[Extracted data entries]

+ + + + +

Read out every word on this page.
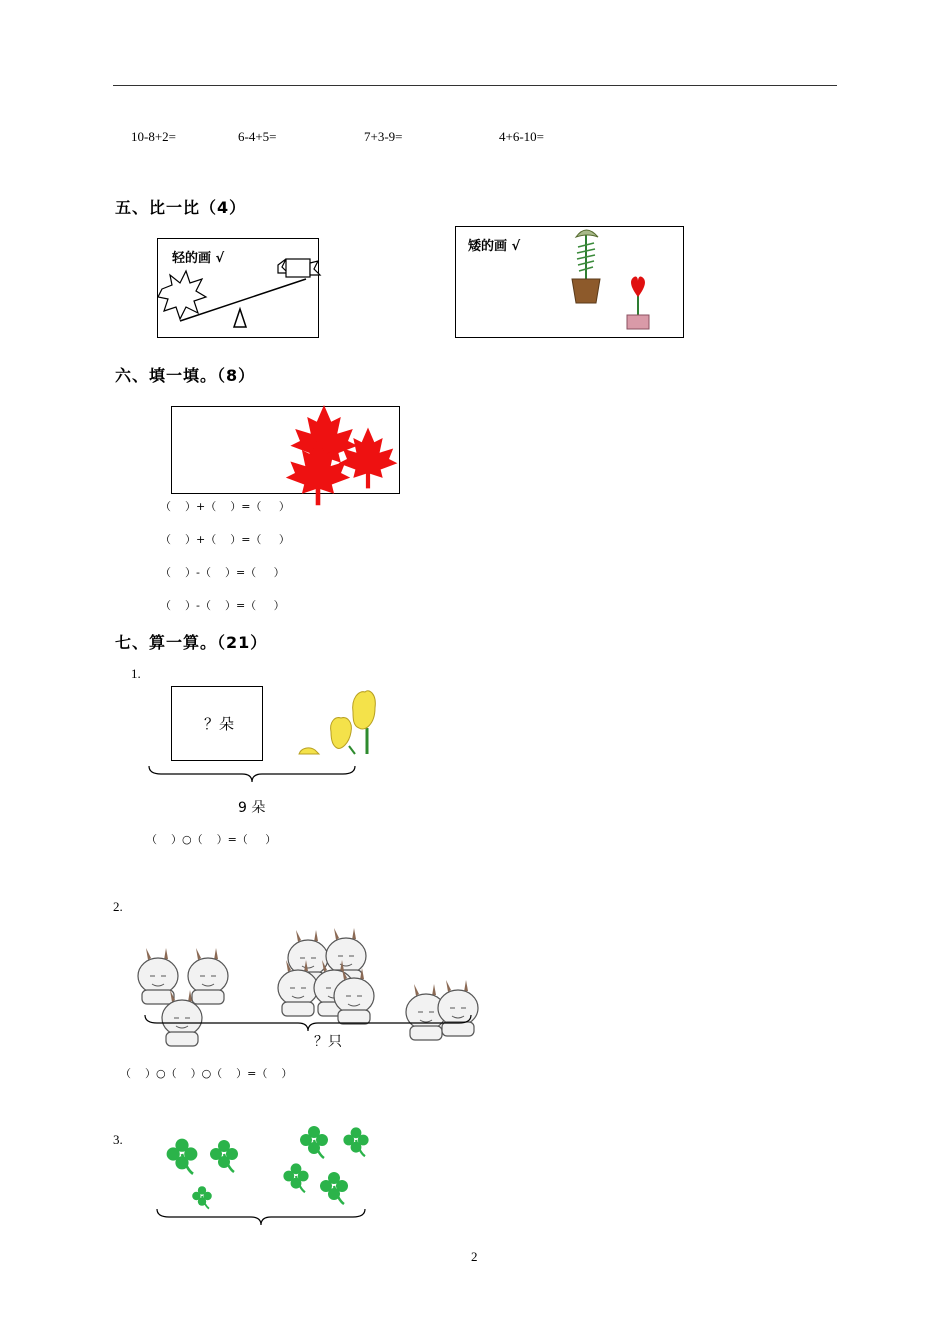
10-8+2=	6-4+5=	7+3-9=	4+6-10=
五、比一比（4）
轻的画 √
矮的画 √
六、填一填。（8）
（    ）+（    ）=（     ）
（    ）+（    ）=（     ）
（    ）-（    ）=（     ）
（    ）-（    ）=（     ）
七、算一算。（21）
1.
？朵
9 朵
（    ）○（    ）=（     ）
2.
？只
（    ）○（    ）○（    ）=（    ）
3.
2
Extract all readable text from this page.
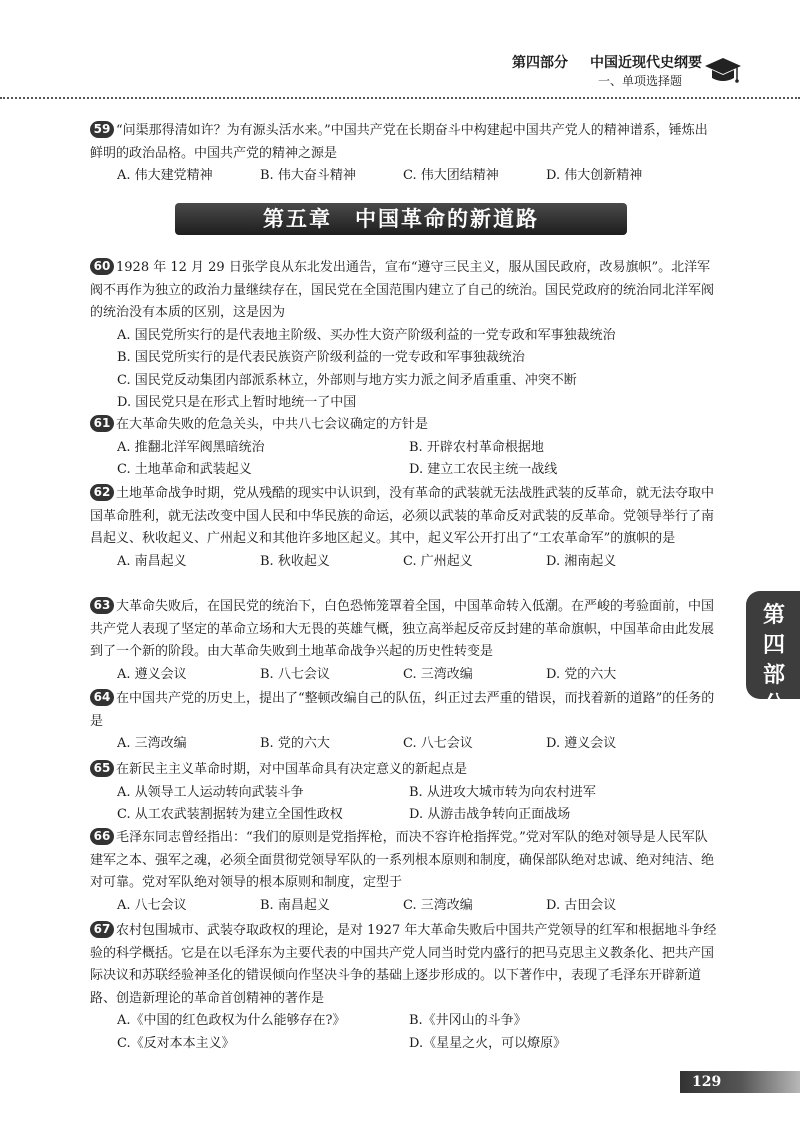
第四部分 中国近现代史纲要
一、单项选择题
59 “问渠那得清如许？为有源头活水来。”中国共产党在长期奋斗中构建起中国共产党人的精神谱系，锤炼出鲜明的政治品格。中国共产党的精神之源是
A. 伟大建党精神	B. 伟大奋斗精神	C. 伟大团结精神	D. 伟大创新精神
第五章　中国革命的新道路
60 1928 年 12 月 29 日张学良从东北发出通告，宣布“遵守三民主义，服从国民政府，改易旗帜”。北洋军阀不再作为独立的政治力量继续存在，国民党在全国范围内建立了自己的统治。国民党政府的统治同北洋军阀的统治没有本质的区别，这是因为
A. 国民党所实行的是代表地主阶级、买办性大资产阶级利益的一党专政和军事独裁统治
B. 国民党所实行的是代表民族资产阶级利益的一党专政和军事独裁统治
C. 国民党反动集团内部派系林立，外部则与地方实力派之间矛盾重重、冲突不断
D. 国民党只是在形式上暂时地统一了中国
61 在大革命失败的危急关头，中共八七会议确定的方针是
A. 推翻北洋军阀黑暗统治	B. 开辟农村革命根据地
C. 土地革命和武装起义	D. 建立工农民主统一战线
62 土地革命战争时期，党从残酷的现实中认识到，没有革命的武装就无法战胜武装的反革命，就无法夺取中国革命胜利，就无法改变中国人民和中华民族的命运，必须以武装的革命反对武装的反革命。党领导举行了南昌起义、秋收起义、广州起义和其他许多地区起义。其中，起义军公开打出了“工农革命军”的旗帜的是
A. 南昌起义	B. 秋收起义	C. 广州起义	D. 湘南起义
63 大革命失败后，在国民党的统治下，白色恐怖笼罩着全国，中国革命转入低潮。在严峻的考验面前，中国共产党人表现了坚定的革命立场和大无畏的英雄气概，独立高举起反帝反封建的革命旗帜，中国革命由此发展到了一个新的阶段。由大革命失败到土地革命战争兴起的历史性转变是
A. 遵义会议	B. 八七会议	C. 三湾改编	D. 党的六大
64 在中国共产党的历史上，提出了“整顿改编自己的队伍，纠正过去严重的错误，而找着新的道路”的任务的是
A. 三湾改编	B. 党的六大	C. 八七会议	D. 遵义会议
65 在新民主主义革命时期，对中国革命具有决定意义的新起点是
A. 从领导工人运动转向武装斗争	B. 从进攻大城市转为向农村进军
C. 从工农武装割据转为建立全国性政权	D. 从游击战争转向正面战场
66 毛泽东同志曾经指出：“我们的原则是党指挥枪，而决不容许枪指挥党。”党对军队的绝对领导是人民军队建军之本、强军之魂，必须全面贯彻党领导军队的一系列根本原则和制度，确保部队绝对忠诚、绝对纯洁、绝对可靠。党对军队绝对领导的根本原则和制度，定型于
A. 八七会议	B. 南昌起义	C. 三湾改编	D. 古田会议
67 农村包围城市、武装夺取政权的理论，是对 1927 年大革命失败后中国共产党领导的红军和根据地斗争经验的科学概括。它是在以毛泽东为主要代表的中国共产党人同当时党内盛行的把马克思主义教条化、把共产国际决议和苏联经验神圣化的错误倾向作坚决斗争的基础上逐步形成的。以下著作中，表现了毛泽东开辟新道路、创造新理论的革命首创精神的著作是
A.《中国的红色政权为什么能够存在?》	B.《井冈山的斗争》
C.《反对本本主义》	D.《星星之火，可以燎原》
第 四 部 分
129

+ + + + +

Exercise task: In the entries above, find every line with the word "党的六大" and list it.

Solution:
A. 遵义会议	B. 八七会议	C. 三湾改编	D. 党的六大
A. 三湾改编	B. 党的六大	C. 八七会议	D. 遵义会议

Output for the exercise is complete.